**Exercise task**
Using the material that follows, identify and copy each line with the string "rotate".

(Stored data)
· · · · · · ·

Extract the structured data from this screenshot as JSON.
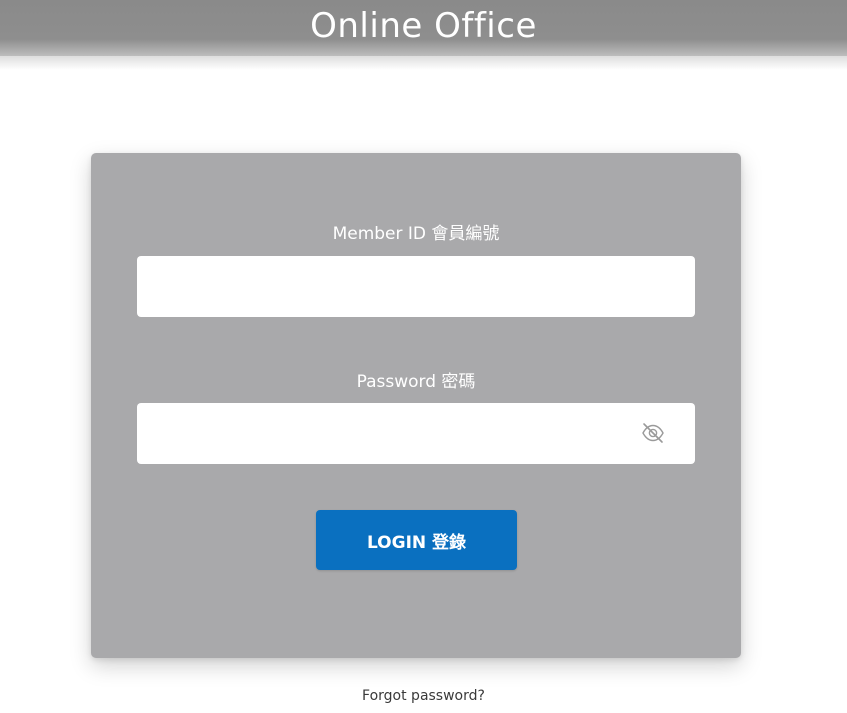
{
  "header": {
    "title": "Online Office"
  },
  "form": {
    "member_id_label": "Member ID 會員編號",
    "member_id_value": "",
    "password_label": "Password 密碼",
    "password_value": "",
    "password_toggle_icon": "eye-slash-icon",
    "login_label": "LOGIN 登錄",
    "forgot_label": "Forgot password?"
  },
  "colors": {
    "header_bg": "#8a8a8a",
    "card_bg": "#a9a9ab",
    "login_button": "#0a70c0",
    "icon": "#9a9a9a"
  }
}
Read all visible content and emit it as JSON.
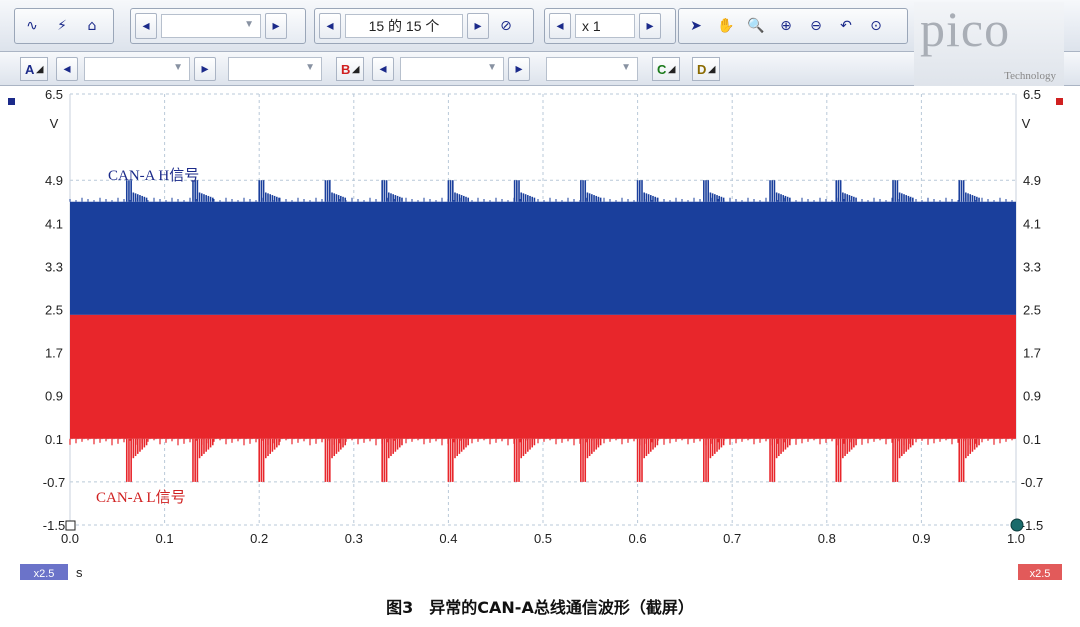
{
  "toolbar": {
    "page_counter": "15 的 15 个",
    "zoom_value": "x 1",
    "logo_text": "pico",
    "logo_sub": "Technology",
    "channels": [
      {
        "label": "A",
        "color": "#1b2a8a"
      },
      {
        "label": "B",
        "color": "#d02020"
      },
      {
        "label": "C",
        "color": "#1a7a1a"
      },
      {
        "label": "D",
        "color": "#8a6a00"
      }
    ]
  },
  "scope": {
    "left_unit": "V",
    "right_unit": "V",
    "y_ticks": [
      "6.5",
      "4.9",
      "4.1",
      "3.3",
      "2.5",
      "1.7",
      "0.9",
      "0.1",
      "-0.7",
      "-1.5"
    ],
    "x_ticks": [
      "0.0",
      "0.1",
      "0.2",
      "0.3",
      "0.4",
      "0.5",
      "0.6",
      "0.7",
      "0.8",
      "0.9",
      "1.0"
    ],
    "x_unit": "s",
    "left_scale_badge": "x2.5",
    "right_scale_badge": "x2.5",
    "label_h": "CAN-A H信号",
    "label_l": "CAN-A L信号",
    "colors": {
      "channel_a": "#1a3f9c",
      "channel_b": "#e8262b",
      "grid": "#b9c9d8"
    }
  },
  "chart_data": {
    "type": "area",
    "x_unit": "s",
    "y_unit": "V",
    "xlim": [
      0.0,
      1.0
    ],
    "ylim": [
      -1.5,
      6.5
    ],
    "grid": true,
    "series": [
      {
        "name": "CAN-A H信号",
        "color": "#1a3f9c",
        "low": 2.4,
        "high": 4.5,
        "peak": 4.9,
        "burst_times": [
          0.06,
          0.13,
          0.2,
          0.27,
          0.33,
          0.4,
          0.47,
          0.54,
          0.6,
          0.67,
          0.74,
          0.81,
          0.87,
          0.94
        ]
      },
      {
        "name": "CAN-A L信号",
        "color": "#e8262b",
        "low": 0.1,
        "high": 2.4,
        "dip": -0.7,
        "burst_times": [
          0.06,
          0.13,
          0.2,
          0.27,
          0.33,
          0.4,
          0.47,
          0.54,
          0.6,
          0.67,
          0.74,
          0.81,
          0.87,
          0.94
        ]
      }
    ]
  },
  "caption": "图3　异常的CAN-A总线通信波形（截屏）"
}
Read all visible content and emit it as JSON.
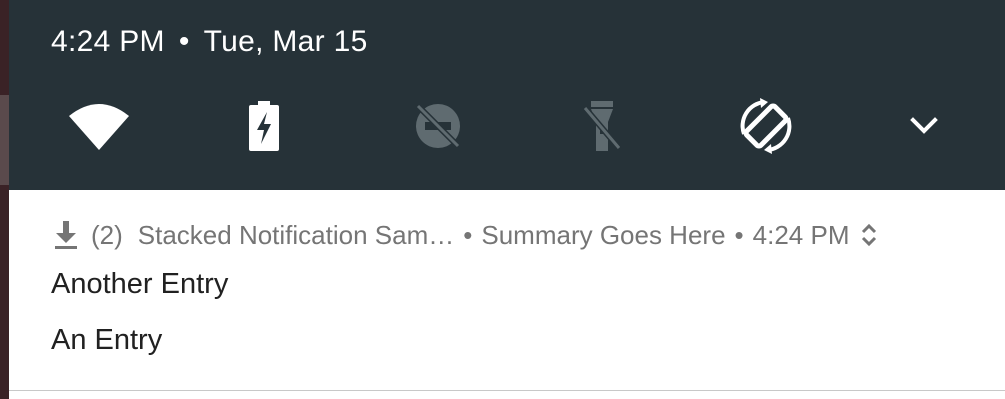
{
  "status_bar": {
    "time": "4:24 PM",
    "separator": "•",
    "date": "Tue, Mar 15"
  },
  "quick_settings": [
    {
      "name": "wifi",
      "icon": "wifi-icon",
      "active": true
    },
    {
      "name": "battery",
      "icon": "battery-charging-icon",
      "active": true
    },
    {
      "name": "do-not-disturb",
      "icon": "do-not-disturb-off-icon",
      "active": false
    },
    {
      "name": "flashlight",
      "icon": "flashlight-off-icon",
      "active": false
    },
    {
      "name": "auto-rotate",
      "icon": "auto-rotate-icon",
      "active": true
    },
    {
      "name": "expand",
      "icon": "chevron-down-icon",
      "active": true
    }
  ],
  "notification": {
    "icon": "download-icon",
    "count": "(2)",
    "app_name": "Stacked Notification Sam…",
    "separator": "•",
    "summary": "Summary Goes Here",
    "time": "4:24 PM",
    "expand_icon": "expand-collapse-icon",
    "entries": [
      "Another Entry",
      "An Entry"
    ]
  },
  "colors": {
    "shade_background": "#263238",
    "notification_background": "#ffffff",
    "header_text": "#757575",
    "entry_text": "#212121",
    "inactive_icon": "#5f6b70"
  }
}
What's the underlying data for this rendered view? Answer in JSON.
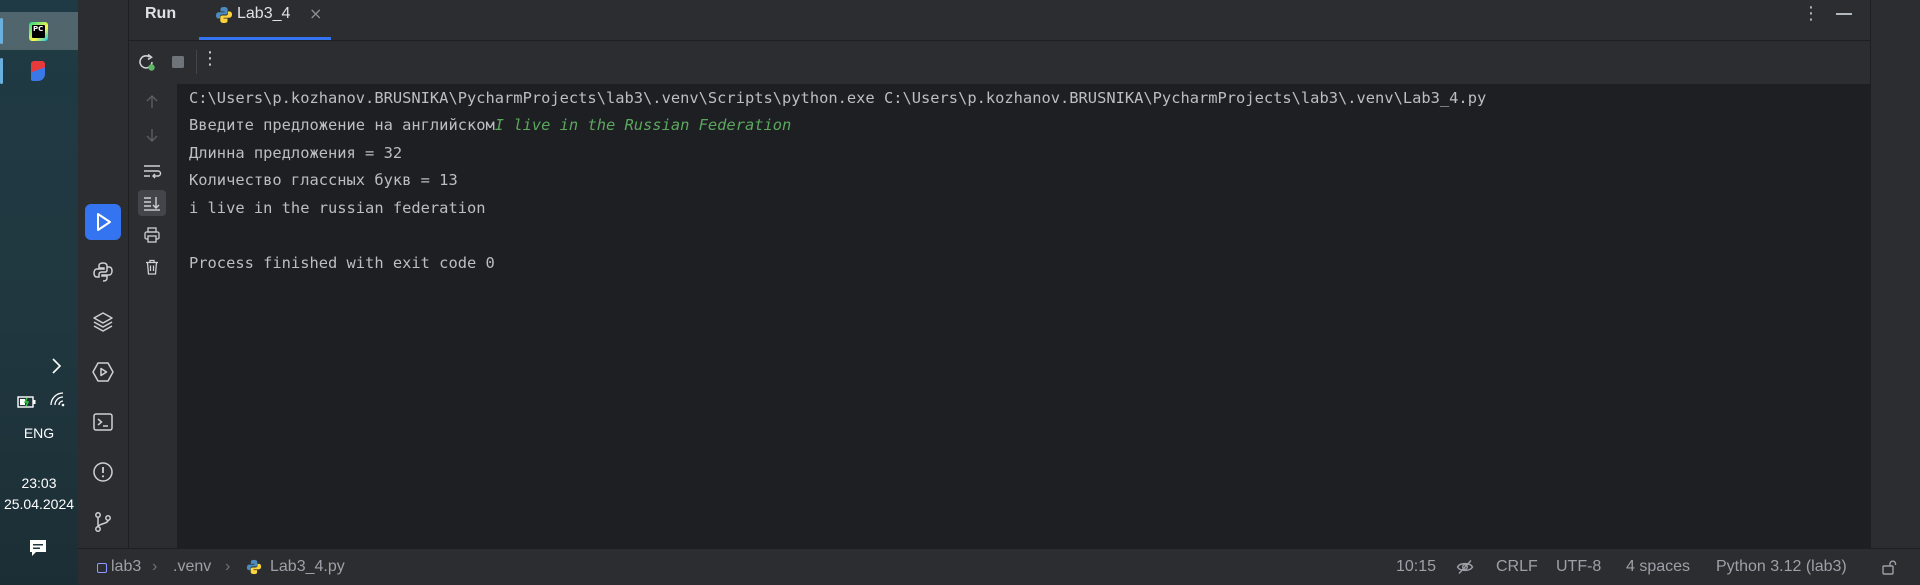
{
  "taskbar": {
    "language": "ENG",
    "time": "23:03",
    "date": "25.04.2024",
    "pycharm_icon_text": "PC"
  },
  "run_panel": {
    "title": "Run",
    "tab_label": "Lab3_4",
    "tab_close": "×",
    "more_glyph": "⋮"
  },
  "console": {
    "lines": [
      {
        "text": "C:\\Users\\p.kozhanov.BRUSNIKA\\PycharmProjects\\lab3\\.venv\\Scripts\\python.exe C:\\Users\\p.kozhanov.BRUSNIKA\\PycharmProjects\\lab3\\.venv\\Lab3_4.py"
      },
      {
        "prompt": "Введите предложение на английском",
        "input": "I live in the Russian Federation"
      },
      {
        "text": "Длинна предложения = 32"
      },
      {
        "text": "Количество глассных букв = 13"
      },
      {
        "text": "i live in the russian federation"
      },
      {
        "text": ""
      },
      {
        "text": "Process finished with exit code 0"
      }
    ]
  },
  "statusbar": {
    "breadcrumbs": [
      "lab3",
      ".venv",
      "Lab3_4.py"
    ],
    "position": "10:15",
    "line_separator": "CRLF",
    "encoding": "UTF-8",
    "indent": "4 spaces",
    "interpreter": "Python 3.12 (lab3)"
  },
  "colors": {
    "accent": "#3574f0",
    "user_input": "#5ba75e"
  }
}
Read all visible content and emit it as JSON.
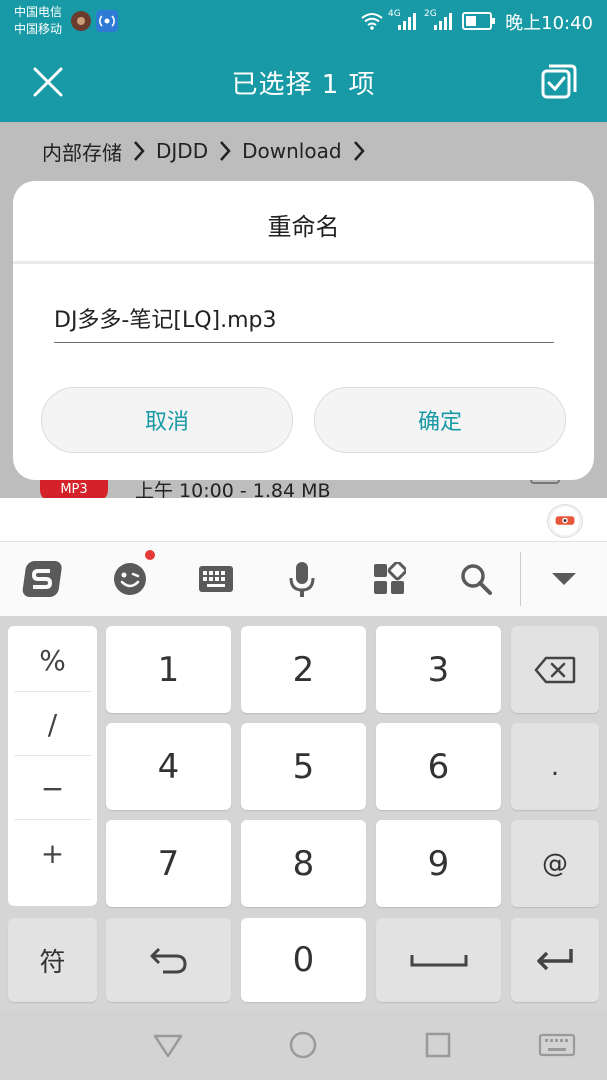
{
  "status_bar": {
    "carrier1": "中国电信",
    "carrier2": "中国移动",
    "net_label_1": "4G",
    "net_label_2": "2G",
    "time": "晚上10:40"
  },
  "title_bar": {
    "title": "已选择 1 项"
  },
  "breadcrumb": [
    "内部存储",
    "DJDD",
    "Download"
  ],
  "file_row": {
    "badge": "MP3",
    "meta": "上午 10:00 - 1.84 MB"
  },
  "dialog": {
    "title": "重命名",
    "filename": "DJ多多-笔记[LQ].mp3",
    "cancel_label": "取消",
    "ok_label": "确定"
  },
  "keyboard": {
    "symbols": [
      "%",
      "/",
      "−",
      "+"
    ],
    "keys": [
      "1",
      "2",
      "3",
      "4",
      "5",
      "6",
      "7",
      "8",
      "9",
      "0"
    ],
    "dot": ".",
    "at": "@",
    "fu": "符"
  },
  "colors": {
    "accent": "#179aa6",
    "badge_red": "#d4212a"
  }
}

· · · · · · ·

**Result**
      "name": "auto-rotate",
      "icon": "auto-rotate-icon",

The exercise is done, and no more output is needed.